Given data:
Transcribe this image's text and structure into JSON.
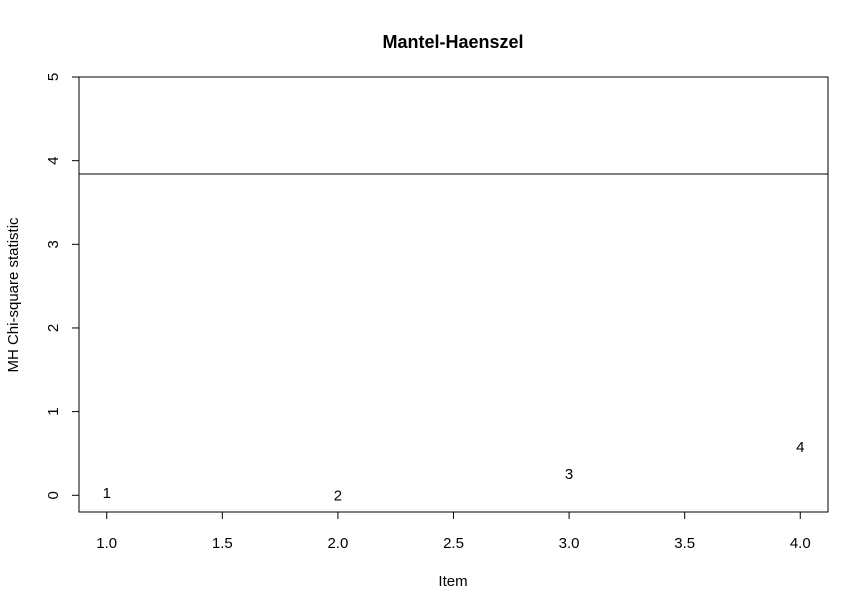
{
  "chart_data": {
    "type": "scatter",
    "title": "Mantel-Haenszel",
    "xlabel": "Item",
    "ylabel": "MH Chi-square statistic",
    "xlim": [
      0.88,
      4.12
    ],
    "ylim": [
      -0.2,
      5.0
    ],
    "xticks": [
      "1.0",
      "1.5",
      "2.0",
      "2.5",
      "3.0",
      "3.5",
      "4.0"
    ],
    "yticks": [
      "0",
      "1",
      "2",
      "3",
      "4",
      "5"
    ],
    "grid": false,
    "points": [
      {
        "label": "1",
        "x": 1.0,
        "y": 0.02
      },
      {
        "label": "2",
        "x": 2.0,
        "y": -0.01
      },
      {
        "label": "3",
        "x": 3.0,
        "y": 0.25
      },
      {
        "label": "4",
        "x": 4.0,
        "y": 0.57
      }
    ],
    "threshold_line": {
      "y": 3.84
    }
  }
}
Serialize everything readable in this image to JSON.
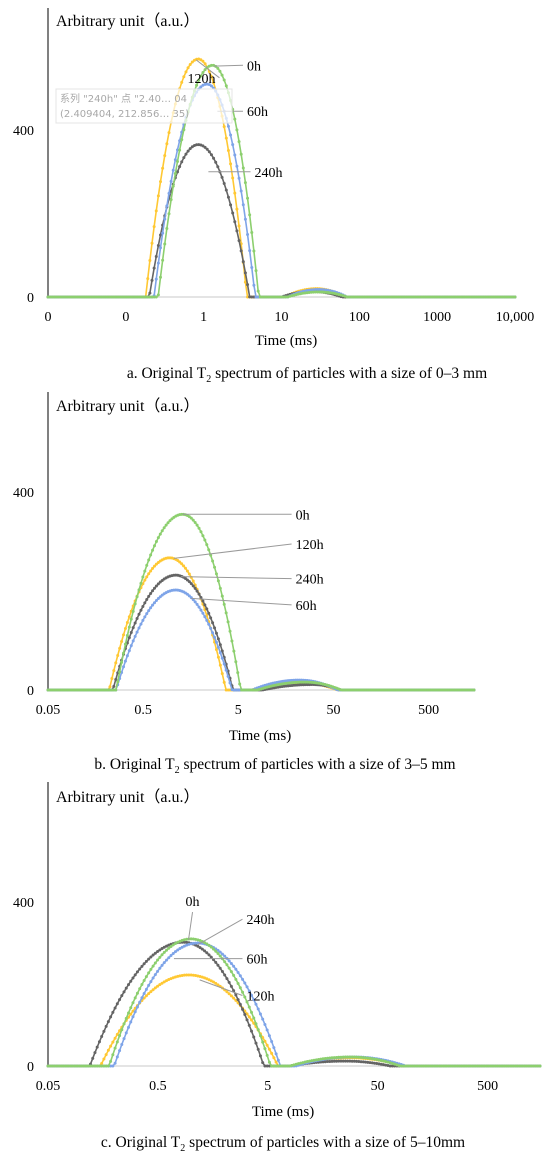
{
  "colors": {
    "0h": "#8ccf6e",
    "60h": "#7ea4e8",
    "120h": "#ffc833",
    "240h": "#646464",
    "axis": "#000000",
    "leader": "#9a9a9a"
  },
  "tooltip": {
    "line1": "系列 \"240h\" 点 \"2.40… 04",
    "line2": "(2.409404, 212.856… 35)"
  },
  "chart_data": [
    {
      "id": "a",
      "type": "line",
      "ylabel": "Arbitrary unit（a.u.）",
      "xlabel": "Time (ms)",
      "caption_pre": "a. Original T",
      "caption_sub": "2",
      "caption_post": " spectrum of particles with a size of 0–3 mm",
      "x_scale": "log",
      "xlim": [
        0.01,
        10000
      ],
      "xticks": [
        {
          "pos": 0.01,
          "label": "0"
        },
        {
          "pos": 0.1,
          "label": "0"
        },
        {
          "pos": 1,
          "label": "1"
        },
        {
          "pos": 10,
          "label": "10"
        },
        {
          "pos": 100,
          "label": "100"
        },
        {
          "pos": 1000,
          "label": "1000"
        },
        {
          "pos": 10000,
          "label": "10,000"
        }
      ],
      "ylim": [
        0,
        700
      ],
      "yticks": [
        {
          "pos": 0,
          "label": "0"
        },
        {
          "pos": 400,
          "label": "400"
        }
      ],
      "series": [
        {
          "name": "0h",
          "peak1": {
            "x": 1.3,
            "y": 555,
            "lo": 0.26,
            "hi": 5.1
          },
          "peak2": {
            "x": 30,
            "y": 12,
            "lo": 12,
            "hi": 70
          }
        },
        {
          "name": "60h",
          "peak1": {
            "x": 1.1,
            "y": 510,
            "lo": 0.23,
            "hi": 4.6
          },
          "peak2": {
            "x": 30,
            "y": 18,
            "lo": 12,
            "hi": 70
          }
        },
        {
          "name": "120h",
          "peak1": {
            "x": 0.85,
            "y": 570,
            "lo": 0.18,
            "hi": 3.6
          },
          "peak2": {
            "x": 28,
            "y": 20,
            "lo": 11,
            "hi": 65
          }
        },
        {
          "name": "240h",
          "peak1": {
            "x": 0.85,
            "y": 365,
            "lo": 0.2,
            "hi": 3.9
          },
          "peak2": {
            "x": 25,
            "y": 13,
            "lo": 10,
            "hi": 60
          }
        }
      ],
      "labels": [
        {
          "series": "120h",
          "text": "120h",
          "at": {
            "x": 0.55,
            "y": 525
          },
          "point": {
            "x": 0.8,
            "y": 568
          }
        },
        {
          "series": "0h",
          "text": "0h",
          "at": {
            "x": 3.6,
            "y": 555
          },
          "point": {
            "x": 1.35,
            "y": 553
          }
        },
        {
          "series": "60h",
          "text": "60h",
          "at": {
            "x": 3.6,
            "y": 445
          },
          "point": {
            "x": 1.5,
            "y": 445
          }
        },
        {
          "series": "240h",
          "text": "240h",
          "at": {
            "x": 4.5,
            "y": 300
          },
          "point": {
            "x": 1.15,
            "y": 300
          }
        }
      ]
    },
    {
      "id": "b",
      "type": "line",
      "ylabel": "Arbitrary unit（a.u.）",
      "xlabel": "Time (ms)",
      "caption_pre": "b. Original T",
      "caption_sub": "2",
      "caption_post": " spectrum of particles with a size of 3–5 mm",
      "x_scale": "log",
      "xlim": [
        0.05,
        1500
      ],
      "xticks": [
        {
          "pos": 0.05,
          "label": "0.05"
        },
        {
          "pos": 0.5,
          "label": "0.5"
        },
        {
          "pos": 5,
          "label": "5"
        },
        {
          "pos": 50,
          "label": "50"
        },
        {
          "pos": 500,
          "label": "500"
        }
      ],
      "ylim": [
        0,
        700
      ],
      "yticks": [
        {
          "pos": 0,
          "label": "0"
        },
        {
          "pos": 400,
          "label": "400"
        }
      ],
      "series": [
        {
          "name": "0h",
          "peak1": {
            "x": 1.3,
            "y": 355,
            "lo": 0.26,
            "hi": 5.3
          },
          "peak2": {
            "x": 25,
            "y": 16,
            "lo": 8,
            "hi": 60
          }
        },
        {
          "name": "60h",
          "peak1": {
            "x": 1.1,
            "y": 202,
            "lo": 0.26,
            "hi": 4.3
          },
          "peak2": {
            "x": 22,
            "y": 20,
            "lo": 7,
            "hi": 55
          }
        },
        {
          "name": "120h",
          "peak1": {
            "x": 0.95,
            "y": 267,
            "lo": 0.22,
            "hi": 3.7
          },
          "peak2": {
            "x": 22,
            "y": 15,
            "lo": 7,
            "hi": 55
          }
        },
        {
          "name": "240h",
          "peak1": {
            "x": 1.1,
            "y": 232,
            "lo": 0.24,
            "hi": 4.4
          },
          "peak2": {
            "x": 30,
            "y": 11,
            "lo": 9,
            "hi": 60
          }
        }
      ],
      "labels": [
        {
          "series": "0h",
          "text": "0h",
          "at": {
            "x": 20,
            "y": 355
          },
          "point": {
            "x": 1.3,
            "y": 355
          }
        },
        {
          "series": "120h",
          "text": "120h",
          "at": {
            "x": 20,
            "y": 295
          },
          "point": {
            "x": 1.05,
            "y": 266
          }
        },
        {
          "series": "240h",
          "text": "240h",
          "at": {
            "x": 20,
            "y": 225
          },
          "point": {
            "x": 1.25,
            "y": 229
          }
        },
        {
          "series": "60h",
          "text": "60h",
          "at": {
            "x": 20,
            "y": 172
          },
          "point": {
            "x": 1.6,
            "y": 185
          }
        }
      ]
    },
    {
      "id": "c",
      "type": "line",
      "ylabel": "Arbitrary unit（a.u.）",
      "xlabel": "Time (ms)",
      "caption_pre": "c. Original T",
      "caption_sub": "2",
      "caption_post": " spectrum of particles with a size of 5–10mm",
      "x_scale": "log",
      "xlim": [
        0.05,
        1500
      ],
      "xticks": [
        {
          "pos": 0.05,
          "label": "0.05"
        },
        {
          "pos": 0.5,
          "label": "0.5"
        },
        {
          "pos": 5,
          "label": "5"
        },
        {
          "pos": 50,
          "label": "50"
        },
        {
          "pos": 500,
          "label": "500"
        }
      ],
      "ylim": [
        0,
        700
      ],
      "yticks": [
        {
          "pos": 0,
          "label": "0"
        },
        {
          "pos": 400,
          "label": "400"
        }
      ],
      "series": [
        {
          "name": "0h",
          "peak1": {
            "x": 1.0,
            "y": 310,
            "lo": 0.18,
            "hi": 5.3
          },
          "peak2": {
            "x": 28,
            "y": 22,
            "lo": 8,
            "hi": 80
          }
        },
        {
          "name": "60h",
          "peak1": {
            "x": 1.15,
            "y": 300,
            "lo": 0.2,
            "hi": 6.5
          },
          "peak2": {
            "x": 30,
            "y": 22,
            "lo": 9,
            "hi": 90
          }
        },
        {
          "name": "120h",
          "peak1": {
            "x": 0.95,
            "y": 222,
            "lo": 0.15,
            "hi": 6.2
          },
          "peak2": {
            "x": 28,
            "y": 20,
            "lo": 8,
            "hi": 85
          }
        },
        {
          "name": "240h",
          "peak1": {
            "x": 0.85,
            "y": 302,
            "lo": 0.12,
            "hi": 4.6
          },
          "peak2": {
            "x": 25,
            "y": 12,
            "lo": 8,
            "hi": 65
          }
        }
      ],
      "labels": [
        {
          "series": "0h",
          "text": "0h",
          "at": {
            "x": 0.95,
            "y": 390
          },
          "point": {
            "x": 0.95,
            "y": 308
          }
        },
        {
          "series": "240h",
          "text": "240h",
          "at": {
            "x": 3.2,
            "y": 358
          },
          "point": {
            "x": 1.15,
            "y": 296
          }
        },
        {
          "series": "60h",
          "text": "60h",
          "at": {
            "x": 3.2,
            "y": 262
          },
          "point": {
            "x": 0.7,
            "y": 262
          }
        },
        {
          "series": "120h",
          "text": "120h",
          "at": {
            "x": 3.2,
            "y": 172
          },
          "point": {
            "x": 1.2,
            "y": 210
          }
        }
      ]
    }
  ]
}
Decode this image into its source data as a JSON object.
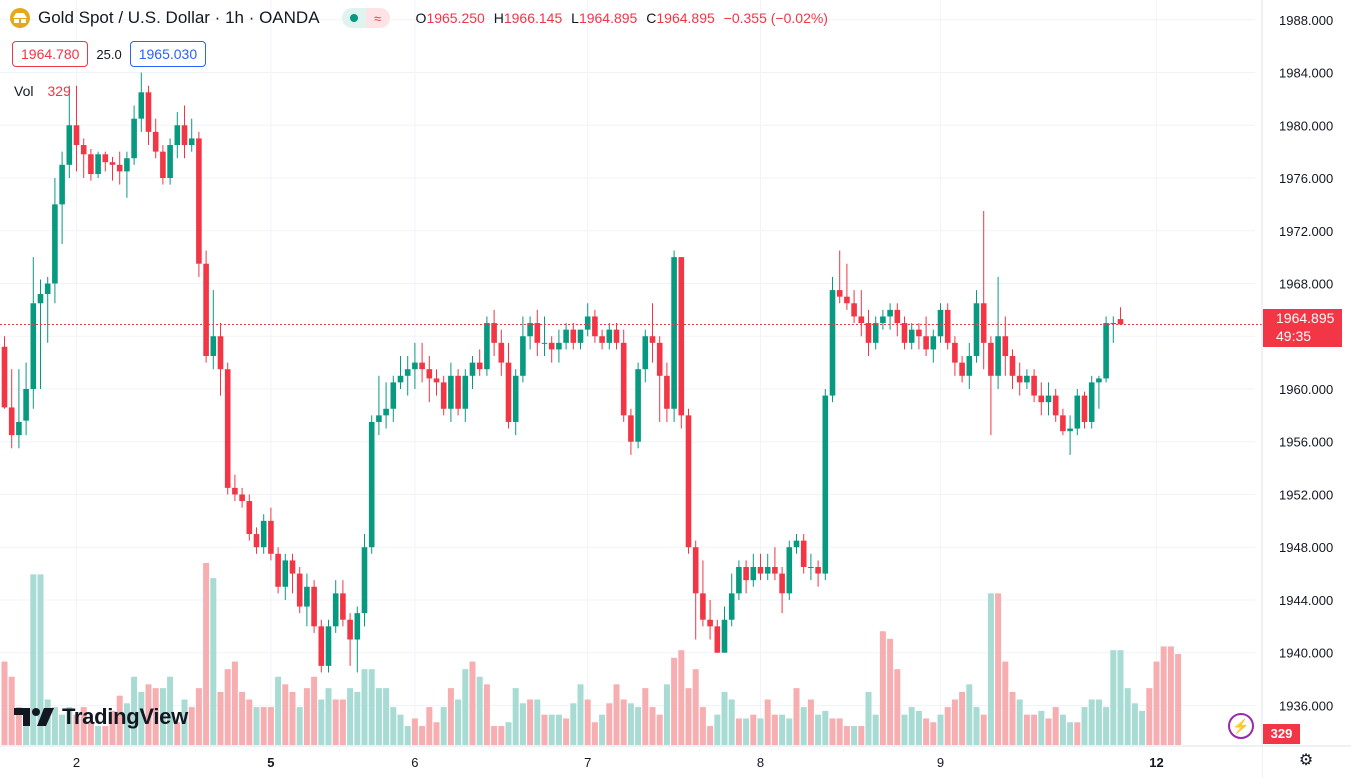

Exercise requirements: Using the material above, copy every line in which the string "into" occurs.

Answer to this exercise:
Transcribe this image's text and structure into JSON.
Decode this image into its source data as a JSON object.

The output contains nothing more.